-- START OF Information supplied --

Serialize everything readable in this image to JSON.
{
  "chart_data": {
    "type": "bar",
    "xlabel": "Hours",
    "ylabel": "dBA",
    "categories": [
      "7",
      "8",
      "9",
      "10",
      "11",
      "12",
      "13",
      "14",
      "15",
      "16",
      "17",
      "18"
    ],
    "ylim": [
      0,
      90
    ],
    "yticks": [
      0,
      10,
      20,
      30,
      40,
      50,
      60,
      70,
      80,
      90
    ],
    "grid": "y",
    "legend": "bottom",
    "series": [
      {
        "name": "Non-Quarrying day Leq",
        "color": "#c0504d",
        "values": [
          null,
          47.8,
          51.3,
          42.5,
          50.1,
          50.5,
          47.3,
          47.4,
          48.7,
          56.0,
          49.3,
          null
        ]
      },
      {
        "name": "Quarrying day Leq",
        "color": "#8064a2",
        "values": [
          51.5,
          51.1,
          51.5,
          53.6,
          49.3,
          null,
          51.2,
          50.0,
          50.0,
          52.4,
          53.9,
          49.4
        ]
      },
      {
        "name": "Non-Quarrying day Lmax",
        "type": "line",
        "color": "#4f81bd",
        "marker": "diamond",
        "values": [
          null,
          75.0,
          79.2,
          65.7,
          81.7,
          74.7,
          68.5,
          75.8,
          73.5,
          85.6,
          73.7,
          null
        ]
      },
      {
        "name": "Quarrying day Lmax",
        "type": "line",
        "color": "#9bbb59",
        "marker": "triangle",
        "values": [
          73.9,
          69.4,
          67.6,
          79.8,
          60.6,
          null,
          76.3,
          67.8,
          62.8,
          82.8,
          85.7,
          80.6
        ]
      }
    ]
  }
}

-- END OF Information supplied --

Short task » Would you write down every record again, exactly?

Full solution »
Serialize everything readable in this image to JSON.
{
  "chart_data": {
    "type": "bar",
    "xlabel": "Hours",
    "ylabel": "dBA",
    "categories": [
      "7",
      "8",
      "9",
      "10",
      "11",
      "12",
      "13",
      "14",
      "15",
      "16",
      "17",
      "18"
    ],
    "ylim": [
      0,
      90
    ],
    "yticks": [
      0,
      10,
      20,
      30,
      40,
      50,
      60,
      70,
      80,
      90
    ],
    "grid": "y",
    "legend": "bottom",
    "series": [
      {
        "name": "Non-Quarrying day Leq",
        "color": "#c0504d",
        "values": [
          null,
          47.8,
          51.3,
          42.5,
          50.1,
          50.5,
          47.3,
          47.4,
          48.7,
          56.0,
          49.3,
          null
        ]
      },
      {
        "name": "Quarrying day Leq",
        "color": "#8064a2",
        "values": [
          51.5,
          51.1,
          51.5,
          53.6,
          49.3,
          null,
          51.2,
          50.0,
          50.0,
          52.4,
          53.9,
          49.4
        ]
      },
      {
        "name": "Non-Quarrying day Lmax",
        "type": "line",
        "color": "#4f81bd",
        "marker": "diamond",
        "values": [
          null,
          75.0,
          79.2,
          65.7,
          81.7,
          74.7,
          68.5,
          75.8,
          73.5,
          85.6,
          73.7,
          null
        ]
      },
      {
        "name": "Quarrying day Lmax",
        "type": "line",
        "color": "#9bbb59",
        "marker": "triangle",
        "values": [
          73.9,
          69.4,
          67.6,
          79.8,
          60.6,
          null,
          76.3,
          67.8,
          62.8,
          82.8,
          85.7,
          80.6
        ]
      }
    ]
  }
}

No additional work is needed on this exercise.